Exercise - Write out every line below that includes the word "also".

Data supplied -
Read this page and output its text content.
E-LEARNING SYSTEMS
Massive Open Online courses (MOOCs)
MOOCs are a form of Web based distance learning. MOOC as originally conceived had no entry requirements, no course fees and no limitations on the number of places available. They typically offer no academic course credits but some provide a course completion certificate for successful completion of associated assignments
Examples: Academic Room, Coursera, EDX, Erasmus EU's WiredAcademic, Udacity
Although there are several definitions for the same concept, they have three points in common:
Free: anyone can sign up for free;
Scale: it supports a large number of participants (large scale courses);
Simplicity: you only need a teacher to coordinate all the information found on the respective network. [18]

---

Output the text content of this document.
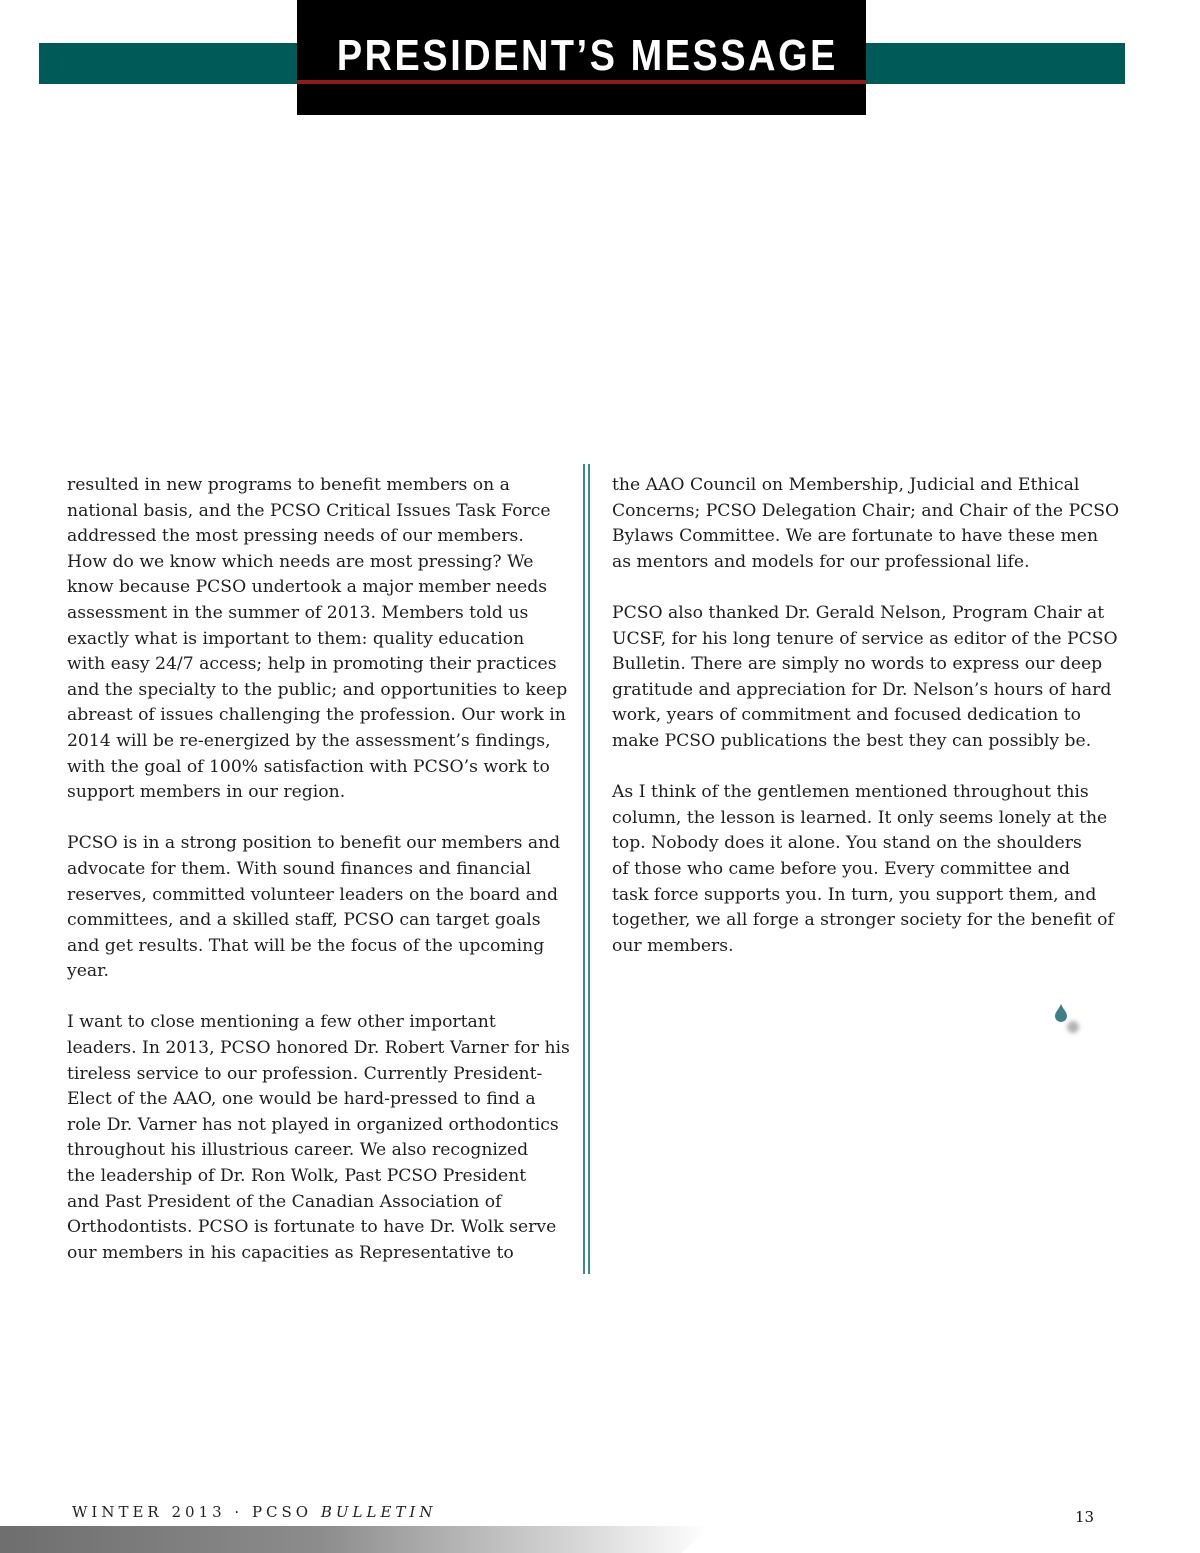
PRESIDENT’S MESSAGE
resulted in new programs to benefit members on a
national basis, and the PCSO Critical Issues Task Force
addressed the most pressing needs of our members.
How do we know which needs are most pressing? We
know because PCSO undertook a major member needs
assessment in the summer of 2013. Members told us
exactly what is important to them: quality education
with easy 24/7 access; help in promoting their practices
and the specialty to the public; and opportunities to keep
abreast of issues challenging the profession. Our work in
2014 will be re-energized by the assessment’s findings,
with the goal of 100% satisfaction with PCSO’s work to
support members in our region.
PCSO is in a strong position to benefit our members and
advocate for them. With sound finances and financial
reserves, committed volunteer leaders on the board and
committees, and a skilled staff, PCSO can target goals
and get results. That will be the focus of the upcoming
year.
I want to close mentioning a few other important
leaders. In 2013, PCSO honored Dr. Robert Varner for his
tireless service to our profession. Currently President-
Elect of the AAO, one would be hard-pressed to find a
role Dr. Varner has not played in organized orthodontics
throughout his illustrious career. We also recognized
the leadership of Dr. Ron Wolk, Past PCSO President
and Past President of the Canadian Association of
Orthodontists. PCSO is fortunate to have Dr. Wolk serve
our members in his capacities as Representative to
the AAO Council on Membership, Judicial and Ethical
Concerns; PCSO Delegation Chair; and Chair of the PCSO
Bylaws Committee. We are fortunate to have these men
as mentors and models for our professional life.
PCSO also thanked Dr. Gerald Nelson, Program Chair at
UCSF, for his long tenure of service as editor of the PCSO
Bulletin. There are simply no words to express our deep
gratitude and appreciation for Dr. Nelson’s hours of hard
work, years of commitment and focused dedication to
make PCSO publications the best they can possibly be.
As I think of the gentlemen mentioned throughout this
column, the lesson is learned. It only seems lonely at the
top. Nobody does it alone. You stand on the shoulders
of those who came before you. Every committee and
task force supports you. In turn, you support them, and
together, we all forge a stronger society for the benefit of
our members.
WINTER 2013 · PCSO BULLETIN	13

Output for this exercise -
throughout his illustrious career. We also recognized
PCSO also thanked Dr. Gerald Nelson, Program Chair at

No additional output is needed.